[Data extracts — start]

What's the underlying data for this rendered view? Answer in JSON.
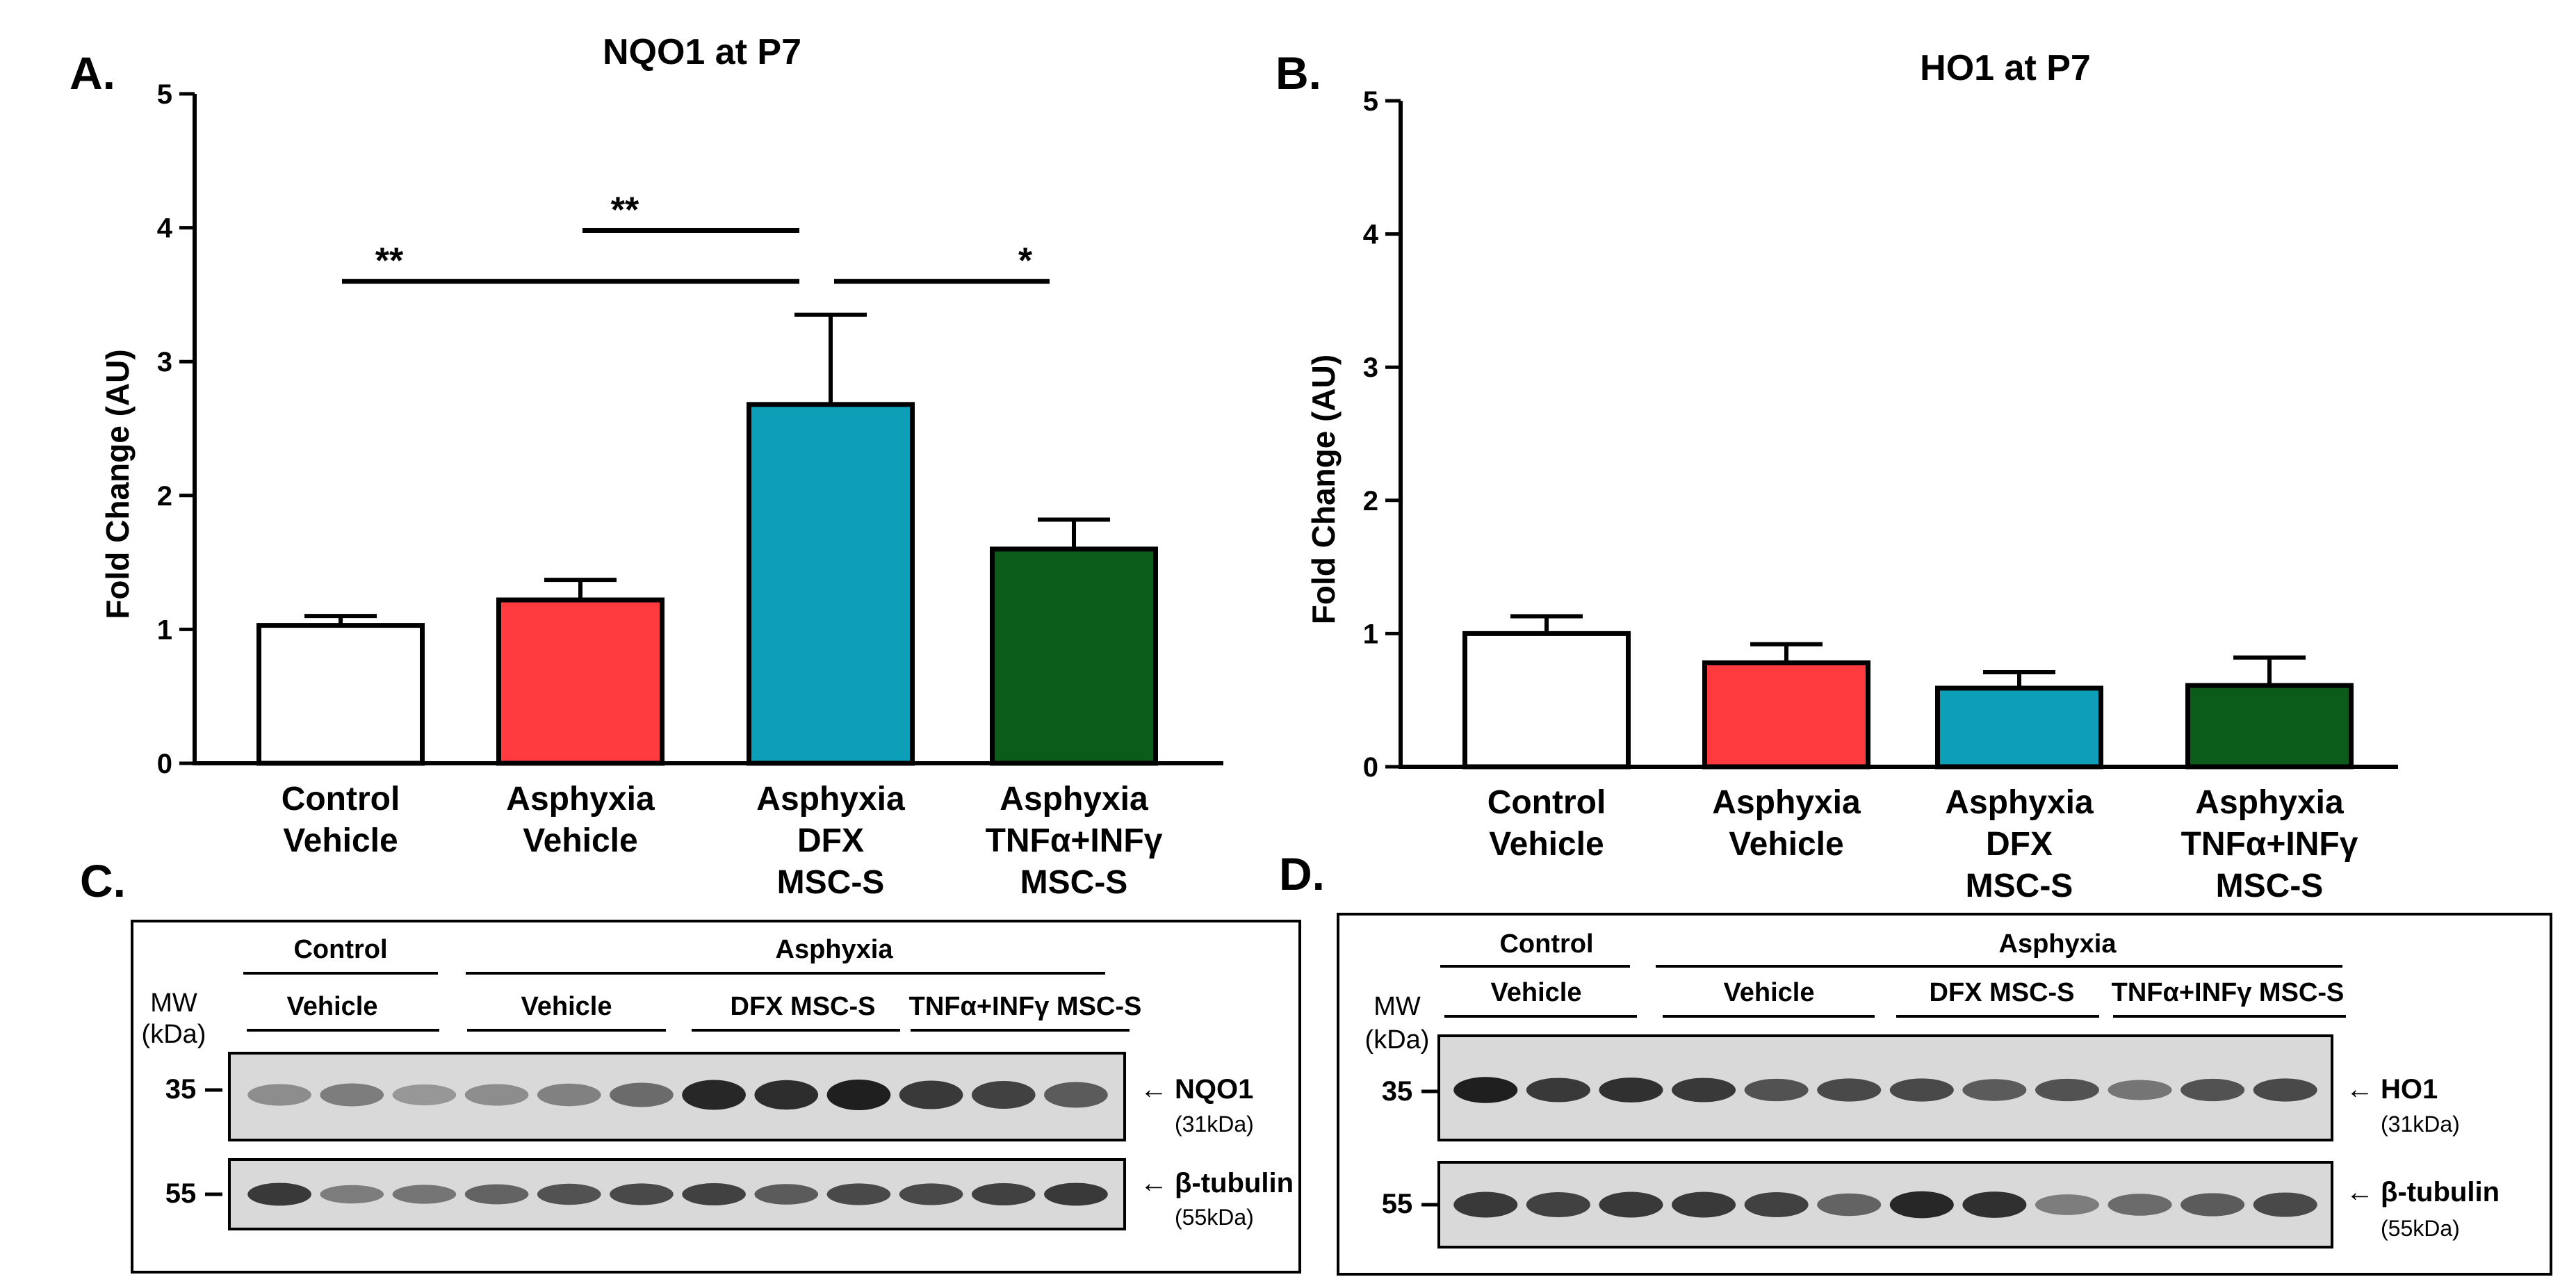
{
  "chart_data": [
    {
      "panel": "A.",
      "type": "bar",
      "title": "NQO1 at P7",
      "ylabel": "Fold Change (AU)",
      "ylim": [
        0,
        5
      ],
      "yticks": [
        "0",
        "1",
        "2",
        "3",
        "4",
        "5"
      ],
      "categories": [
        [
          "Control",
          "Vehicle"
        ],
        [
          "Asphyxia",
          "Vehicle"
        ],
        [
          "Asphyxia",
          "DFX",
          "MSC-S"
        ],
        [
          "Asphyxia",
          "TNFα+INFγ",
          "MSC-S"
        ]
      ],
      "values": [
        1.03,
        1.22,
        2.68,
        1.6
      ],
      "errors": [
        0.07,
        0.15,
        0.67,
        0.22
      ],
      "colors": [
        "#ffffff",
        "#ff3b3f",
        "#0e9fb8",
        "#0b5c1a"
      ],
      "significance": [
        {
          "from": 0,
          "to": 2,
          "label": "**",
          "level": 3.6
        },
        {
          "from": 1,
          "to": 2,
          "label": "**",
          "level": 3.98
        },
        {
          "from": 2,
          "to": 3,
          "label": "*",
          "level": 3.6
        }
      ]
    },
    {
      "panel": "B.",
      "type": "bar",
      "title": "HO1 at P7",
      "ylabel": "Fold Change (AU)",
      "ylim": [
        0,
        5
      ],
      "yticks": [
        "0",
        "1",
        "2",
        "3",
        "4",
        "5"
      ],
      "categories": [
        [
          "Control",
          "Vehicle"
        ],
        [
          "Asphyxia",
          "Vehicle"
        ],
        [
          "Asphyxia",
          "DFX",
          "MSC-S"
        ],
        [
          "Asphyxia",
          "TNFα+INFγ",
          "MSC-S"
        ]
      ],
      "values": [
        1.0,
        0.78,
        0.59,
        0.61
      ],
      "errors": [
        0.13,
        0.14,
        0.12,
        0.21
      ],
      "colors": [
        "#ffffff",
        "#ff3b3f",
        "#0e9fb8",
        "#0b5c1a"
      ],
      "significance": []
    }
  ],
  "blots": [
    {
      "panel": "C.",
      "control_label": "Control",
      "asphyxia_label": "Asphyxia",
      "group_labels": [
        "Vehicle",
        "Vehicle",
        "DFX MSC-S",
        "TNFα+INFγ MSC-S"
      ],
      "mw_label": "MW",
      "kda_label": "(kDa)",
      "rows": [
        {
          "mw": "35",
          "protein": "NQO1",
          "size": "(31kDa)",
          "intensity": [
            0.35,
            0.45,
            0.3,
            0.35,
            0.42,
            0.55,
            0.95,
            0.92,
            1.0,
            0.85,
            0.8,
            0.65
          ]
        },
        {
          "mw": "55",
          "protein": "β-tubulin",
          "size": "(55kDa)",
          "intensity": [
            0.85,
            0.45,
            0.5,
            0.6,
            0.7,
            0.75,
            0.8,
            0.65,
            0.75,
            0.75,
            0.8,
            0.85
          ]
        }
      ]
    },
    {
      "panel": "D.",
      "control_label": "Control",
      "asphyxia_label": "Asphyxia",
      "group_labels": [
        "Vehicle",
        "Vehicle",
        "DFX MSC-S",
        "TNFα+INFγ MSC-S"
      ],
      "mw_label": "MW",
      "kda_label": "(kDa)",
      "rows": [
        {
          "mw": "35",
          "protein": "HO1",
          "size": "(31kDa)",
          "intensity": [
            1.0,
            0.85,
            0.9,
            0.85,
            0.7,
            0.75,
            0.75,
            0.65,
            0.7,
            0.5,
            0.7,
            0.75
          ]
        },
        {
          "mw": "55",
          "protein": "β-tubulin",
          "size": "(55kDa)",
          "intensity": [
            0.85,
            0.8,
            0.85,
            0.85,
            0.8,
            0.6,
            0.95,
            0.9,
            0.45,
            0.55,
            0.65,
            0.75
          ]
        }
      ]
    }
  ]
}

[Data extracts — finish]

Filter the entries down to the lines that hold "protein". Copy those lines.

          "protein": "NQO1",
          "protein": "β-tubulin",
          "protein": "HO1",
          "protein": "β-tubulin",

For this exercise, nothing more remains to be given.